What is asked: Output the records exactly. Include every line.

Stored data:
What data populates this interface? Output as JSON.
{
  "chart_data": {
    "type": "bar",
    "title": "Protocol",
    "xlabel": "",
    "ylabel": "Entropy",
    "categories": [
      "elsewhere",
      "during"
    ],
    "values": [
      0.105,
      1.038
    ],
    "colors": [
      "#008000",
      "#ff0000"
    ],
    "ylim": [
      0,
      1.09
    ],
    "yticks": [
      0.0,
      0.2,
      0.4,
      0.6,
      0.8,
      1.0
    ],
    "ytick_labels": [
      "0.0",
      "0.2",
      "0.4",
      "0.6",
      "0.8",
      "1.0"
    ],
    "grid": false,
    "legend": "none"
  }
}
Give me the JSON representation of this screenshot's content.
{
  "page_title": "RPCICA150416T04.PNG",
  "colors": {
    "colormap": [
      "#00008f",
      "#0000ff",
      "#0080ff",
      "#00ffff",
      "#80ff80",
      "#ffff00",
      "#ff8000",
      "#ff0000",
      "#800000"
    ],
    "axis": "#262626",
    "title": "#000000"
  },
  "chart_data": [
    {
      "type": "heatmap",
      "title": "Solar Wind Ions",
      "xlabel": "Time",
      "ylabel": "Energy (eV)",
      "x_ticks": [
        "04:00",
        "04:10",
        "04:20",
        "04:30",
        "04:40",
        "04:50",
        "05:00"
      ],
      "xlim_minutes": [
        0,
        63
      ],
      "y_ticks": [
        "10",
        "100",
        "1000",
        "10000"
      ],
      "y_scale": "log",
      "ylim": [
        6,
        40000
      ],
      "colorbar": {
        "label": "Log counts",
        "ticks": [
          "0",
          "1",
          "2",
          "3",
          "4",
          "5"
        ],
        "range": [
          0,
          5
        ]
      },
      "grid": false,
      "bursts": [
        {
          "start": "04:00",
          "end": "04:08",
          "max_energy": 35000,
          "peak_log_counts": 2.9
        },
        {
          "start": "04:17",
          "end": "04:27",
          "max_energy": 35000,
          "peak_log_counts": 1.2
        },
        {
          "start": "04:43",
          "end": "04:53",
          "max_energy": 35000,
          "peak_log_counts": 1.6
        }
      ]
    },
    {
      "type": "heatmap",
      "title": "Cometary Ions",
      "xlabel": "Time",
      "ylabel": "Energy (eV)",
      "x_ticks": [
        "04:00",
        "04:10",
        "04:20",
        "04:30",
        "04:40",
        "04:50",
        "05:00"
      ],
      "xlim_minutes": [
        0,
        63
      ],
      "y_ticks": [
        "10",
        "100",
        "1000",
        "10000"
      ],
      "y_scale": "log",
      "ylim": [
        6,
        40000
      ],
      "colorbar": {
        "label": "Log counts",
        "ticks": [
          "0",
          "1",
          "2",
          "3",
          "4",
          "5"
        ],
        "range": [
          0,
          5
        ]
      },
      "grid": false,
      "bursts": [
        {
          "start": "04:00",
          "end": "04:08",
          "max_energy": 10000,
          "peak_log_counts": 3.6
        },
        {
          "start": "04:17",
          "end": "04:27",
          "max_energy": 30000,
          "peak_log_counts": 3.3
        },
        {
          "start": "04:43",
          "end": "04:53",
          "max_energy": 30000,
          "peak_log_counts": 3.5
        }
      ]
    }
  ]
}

Response to the task:
What data populates this interface? Output as JSON.
{
  "chart_data": {
    "type": "bar",
    "title": "Protocol",
    "xlabel": "",
    "ylabel": "Entropy",
    "categories": [
      "elsewhere",
      "during"
    ],
    "values": [
      0.105,
      1.038
    ],
    "colors": [
      "#008000",
      "#ff0000"
    ],
    "ylim": [
      0,
      1.09
    ],
    "yticks": [
      0.0,
      0.2,
      0.4,
      0.6,
      0.8,
      1.0
    ],
    "ytick_labels": [
      "0.0",
      "0.2",
      "0.4",
      "0.6",
      "0.8",
      "1.0"
    ],
    "grid": false,
    "legend": "none"
  }
}
Give me the JSON representation of this screenshot's content.
{
  "page_title": "RPCICA150416T04.PNG",
  "colors": {
    "colormap": [
      "#00008f",
      "#0000ff",
      "#0080ff",
      "#00ffff",
      "#80ff80",
      "#ffff00",
      "#ff8000",
      "#ff0000",
      "#800000"
    ],
    "axis": "#262626",
    "title": "#000000"
  },
  "chart_data": [
    {
      "type": "heatmap",
      "title": "Solar Wind Ions",
      "xlabel": "Time",
      "ylabel": "Energy (eV)",
      "x_ticks": [
        "04:00",
        "04:10",
        "04:20",
        "04:30",
        "04:40",
        "04:50",
        "05:00"
      ],
      "xlim_minutes": [
        0,
        63
      ],
      "y_ticks": [
        "10",
        "100",
        "1000",
        "10000"
      ],
      "y_scale": "log",
      "ylim": [
        6,
        40000
      ],
      "colorbar": {
        "label": "Log counts",
        "ticks": [
          "0",
          "1",
          "2",
          "3",
          "4",
          "5"
        ],
        "range": [
          0,
          5
        ]
      },
      "grid": false,
      "bursts": [
        {
          "start": "04:00",
          "end": "04:08",
          "max_energy": 35000,
          "peak_log_counts": 2.9
        },
        {
          "start": "04:17",
          "end": "04:27",
          "max_energy": 35000,
          "peak_log_counts": 1.2
        },
        {
          "start": "04:43",
          "end": "04:53",
          "max_energy": 35000,
          "peak_log_counts": 1.6
        }
      ]
    },
    {
      "type": "heatmap",
      "title": "Cometary Ions",
      "xlabel": "Time",
      "ylabel": "Energy (eV)",
      "x_ticks": [
        "04:00",
        "04:10",
        "04:20",
        "04:30",
        "04:40",
        "04:50",
        "05:00"
      ],
      "xlim_minutes": [
        0,
        63
      ],
      "y_ticks": [
        "10",
        "100",
        "1000",
        "10000"
      ],
      "y_scale": "log",
      "ylim": [
        6,
        40000
      ],
      "colorbar": {
        "label": "Log counts",
        "ticks": [
          "0",
          "1",
          "2",
          "3",
          "4",
          "5"
        ],
        "range": [
          0,
          5
        ]
      },
      "grid": false,
      "bursts": [
        {
          "start": "04:00",
          "end": "04:08",
          "max_energy": 10000,
          "peak_log_counts": 3.6
        },
        {
          "start": "04:17",
          "end": "04:27",
          "max_energy": 30000,
          "peak_log_counts": 3.3
        },
        {
          "start": "04:43",
          "end": "04:53",
          "max_energy": 30000,
          "peak_log_counts": 3.5
        }
      ]
    }
  ]
}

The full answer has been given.